**PROBLEM DESCRIPTION:** Copy out all of the data exactly as it appears.

**GIVEN DATA:**
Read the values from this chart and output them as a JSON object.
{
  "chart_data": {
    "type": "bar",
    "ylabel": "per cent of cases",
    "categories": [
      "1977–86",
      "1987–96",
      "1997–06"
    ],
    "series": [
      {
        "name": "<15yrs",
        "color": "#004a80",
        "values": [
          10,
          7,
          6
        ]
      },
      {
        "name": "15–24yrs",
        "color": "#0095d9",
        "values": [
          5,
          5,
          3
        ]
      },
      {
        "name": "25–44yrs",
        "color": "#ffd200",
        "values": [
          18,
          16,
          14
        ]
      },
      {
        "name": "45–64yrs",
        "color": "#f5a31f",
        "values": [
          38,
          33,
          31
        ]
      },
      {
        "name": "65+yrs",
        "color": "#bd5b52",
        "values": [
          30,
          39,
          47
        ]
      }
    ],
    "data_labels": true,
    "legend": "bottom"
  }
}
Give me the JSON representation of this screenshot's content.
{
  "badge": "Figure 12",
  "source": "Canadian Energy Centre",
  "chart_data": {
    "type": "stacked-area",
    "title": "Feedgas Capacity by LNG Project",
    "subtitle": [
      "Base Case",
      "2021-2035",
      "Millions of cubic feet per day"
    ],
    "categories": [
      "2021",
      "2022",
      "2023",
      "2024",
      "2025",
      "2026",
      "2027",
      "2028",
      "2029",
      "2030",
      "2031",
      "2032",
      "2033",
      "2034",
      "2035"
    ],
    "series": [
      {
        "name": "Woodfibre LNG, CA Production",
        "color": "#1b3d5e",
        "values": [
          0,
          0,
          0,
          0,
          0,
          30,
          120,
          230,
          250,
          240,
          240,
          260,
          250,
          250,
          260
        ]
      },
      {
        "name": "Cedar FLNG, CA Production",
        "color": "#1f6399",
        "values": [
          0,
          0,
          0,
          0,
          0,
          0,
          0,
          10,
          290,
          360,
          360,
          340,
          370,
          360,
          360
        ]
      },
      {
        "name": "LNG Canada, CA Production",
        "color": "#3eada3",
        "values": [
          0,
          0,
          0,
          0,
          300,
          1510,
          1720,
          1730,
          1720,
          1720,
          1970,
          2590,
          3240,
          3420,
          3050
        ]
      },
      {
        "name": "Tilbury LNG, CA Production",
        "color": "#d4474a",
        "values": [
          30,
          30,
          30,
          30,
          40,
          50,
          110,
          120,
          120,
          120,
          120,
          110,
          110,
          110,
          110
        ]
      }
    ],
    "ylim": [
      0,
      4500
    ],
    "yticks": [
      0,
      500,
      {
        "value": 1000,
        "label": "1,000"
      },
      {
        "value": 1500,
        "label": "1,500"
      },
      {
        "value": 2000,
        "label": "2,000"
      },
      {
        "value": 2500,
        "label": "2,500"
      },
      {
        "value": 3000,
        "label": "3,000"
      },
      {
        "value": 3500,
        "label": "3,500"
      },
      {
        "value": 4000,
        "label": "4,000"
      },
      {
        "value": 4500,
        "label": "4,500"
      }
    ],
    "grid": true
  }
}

**OUTPUT FOR THIS TASK:**
Read the values from this chart and output them as a JSON object.
{
  "chart_data": {
    "type": "bar",
    "ylabel": "per cent of cases",
    "categories": [
      "1977–86",
      "1987–96",
      "1997–06"
    ],
    "series": [
      {
        "name": "<15yrs",
        "color": "#004a80",
        "values": [
          10,
          7,
          6
        ]
      },
      {
        "name": "15–24yrs",
        "color": "#0095d9",
        "values": [
          5,
          5,
          3
        ]
      },
      {
        "name": "25–44yrs",
        "color": "#ffd200",
        "values": [
          18,
          16,
          14
        ]
      },
      {
        "name": "45–64yrs",
        "color": "#f5a31f",
        "values": [
          38,
          33,
          31
        ]
      },
      {
        "name": "65+yrs",
        "color": "#bd5b52",
        "values": [
          30,
          39,
          47
        ]
      }
    ],
    "data_labels": true,
    "legend": "bottom"
  }
}
Give me the JSON representation of this screenshot's content.
{
  "badge": "Figure 12",
  "source": "Canadian Energy Centre",
  "chart_data": {
    "type": "stacked-area",
    "title": "Feedgas Capacity by LNG Project",
    "subtitle": [
      "Base Case",
      "2021-2035",
      "Millions of cubic feet per day"
    ],
    "categories": [
      "2021",
      "2022",
      "2023",
      "2024",
      "2025",
      "2026",
      "2027",
      "2028",
      "2029",
      "2030",
      "2031",
      "2032",
      "2033",
      "2034",
      "2035"
    ],
    "series": [
      {
        "name": "Woodfibre LNG, CA Production",
        "color": "#1b3d5e",
        "values": [
          0,
          0,
          0,
          0,
          0,
          30,
          120,
          230,
          250,
          240,
          240,
          260,
          250,
          250,
          260
        ]
      },
      {
        "name": "Cedar FLNG, CA Production",
        "color": "#1f6399",
        "values": [
          0,
          0,
          0,
          0,
          0,
          0,
          0,
          10,
          290,
          360,
          360,
          340,
          370,
          360,
          360
        ]
      },
      {
        "name": "LNG Canada, CA Production",
        "color": "#3eada3",
        "values": [
          0,
          0,
          0,
          0,
          300,
          1510,
          1720,
          1730,
          1720,
          1720,
          1970,
          2590,
          3240,
          3420,
          3050
        ]
      },
      {
        "name": "Tilbury LNG, CA Production",
        "color": "#d4474a",
        "values": [
          30,
          30,
          30,
          30,
          40,
          50,
          110,
          120,
          120,
          120,
          120,
          110,
          110,
          110,
          110
        ]
      }
    ],
    "ylim": [
      0,
      4500
    ],
    "yticks": [
      0,
      500,
      {
        "value": 1000,
        "label": "1,000"
      },
      {
        "value": 1500,
        "label": "1,500"
      },
      {
        "value": 2000,
        "label": "2,000"
      },
      {
        "value": 2500,
        "label": "2,500"
      },
      {
        "value": 3000,
        "label": "3,000"
      },
      {
        "value": 3500,
        "label": "3,500"
      },
      {
        "value": 4000,
        "label": "4,000"
      },
      {
        "value": 4500,
        "label": "4,500"
      }
    ],
    "grid": true
  }
}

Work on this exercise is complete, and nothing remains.